SONY

UNOPS・ルンド大学とのデザイン教育プロジェクト

地域の未来を拓くデザイナーを育てる

ソニーでは、事業運営とさまざまな社会支援活動を通じて、人、社会、地球環境に貢献し続けることを目指しています。
ソニー デザインセンター・ヨーロッパは、地域社会の未来を担う人材育成を支援するため、
国連プロジェクトサービス機関(UNOPS)、スウェーデンのルンド大学インダストリアルデザイン学部とともに
三者協業の教育プロジェクトを立ち上げました。
そこで同大学同学部のデザイン専攻国際修士課程の一環として5カ月にわたる特別コースを開設し、
学生たちとともに世界の課題解決をテーマに据え、そのソリューションデザインに取り組みました。

-*-*-

• _短い問題 1_
デザイン教育プロジェクトについての文章を読んで、次の問いに答えてください。
(a) ソニー デザインセンター・ヨーロッパといっしょにプロジェクトを立ち上げたのは、どことどこですか。
(b) 特別コースはどれくらいの期間ですか。
(c) 特別コースは何の一環として開かれましたか。
• _短い問題 2_
デザイン教育プロジェクトについての文章を、「UNOPS・ルンド大学とのデザイン教育プロジェクト」という言葉のところから書き写し、「三者協業の教育プロジェクトを立ち上げました。」まで書いたら止めてください。

• _元のデータ_
-*-*-

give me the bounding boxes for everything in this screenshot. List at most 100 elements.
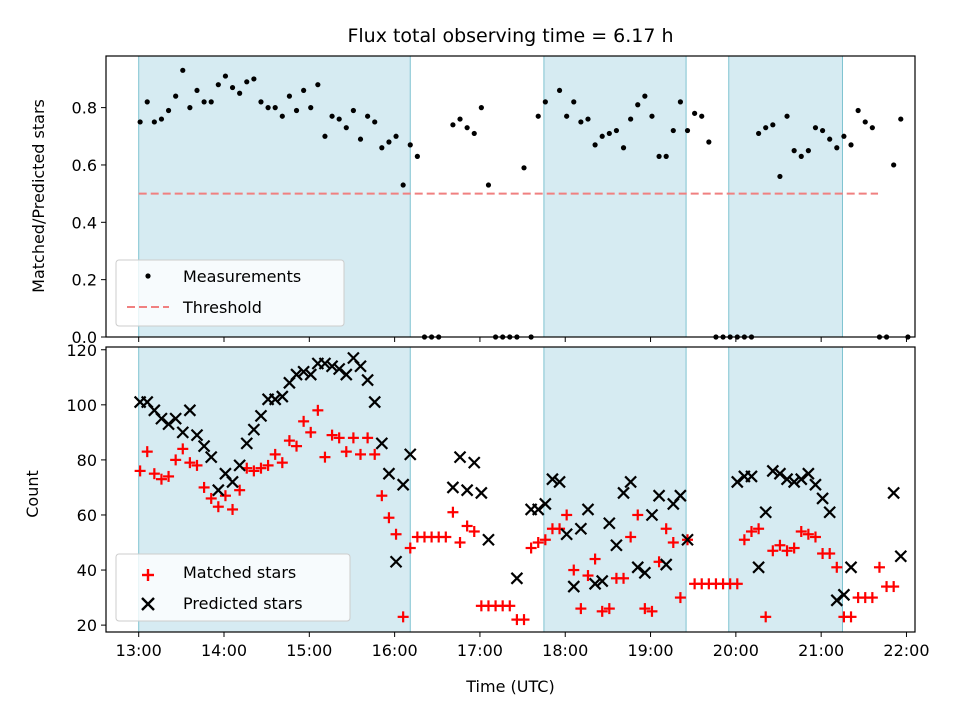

-*-*-

• _問題の答え 1_
(a) 国連プロジェクトサービス機関(UNOPS)と、スウェーデンのルンド大学インダストリアルデザイン学部
(b) 5カ月
(c) ルンド大学インダストリアルデザイン学部のデザイン専攻国際修士課程

• _問題の答え 2_
UNOPS・ルンド大学とのデザイン教育プロジェクト

地域の未来を拓くデザイナーを育てる

ソニーでは、事業運営とさまざまな社会支援活動を通じて、人、社会、地球環境に貢献し続けることを目指しています。
ソニー デザインセンター・ヨーロッパは、地域社会の未来を担う人材育成を支援するため、
国連プロジェクトサービス機関(UNOPS)、スウェーデンのルンド大学インダストリアルデザイン学部とともに
三者協業の教育プロジェクトを立ち上げました。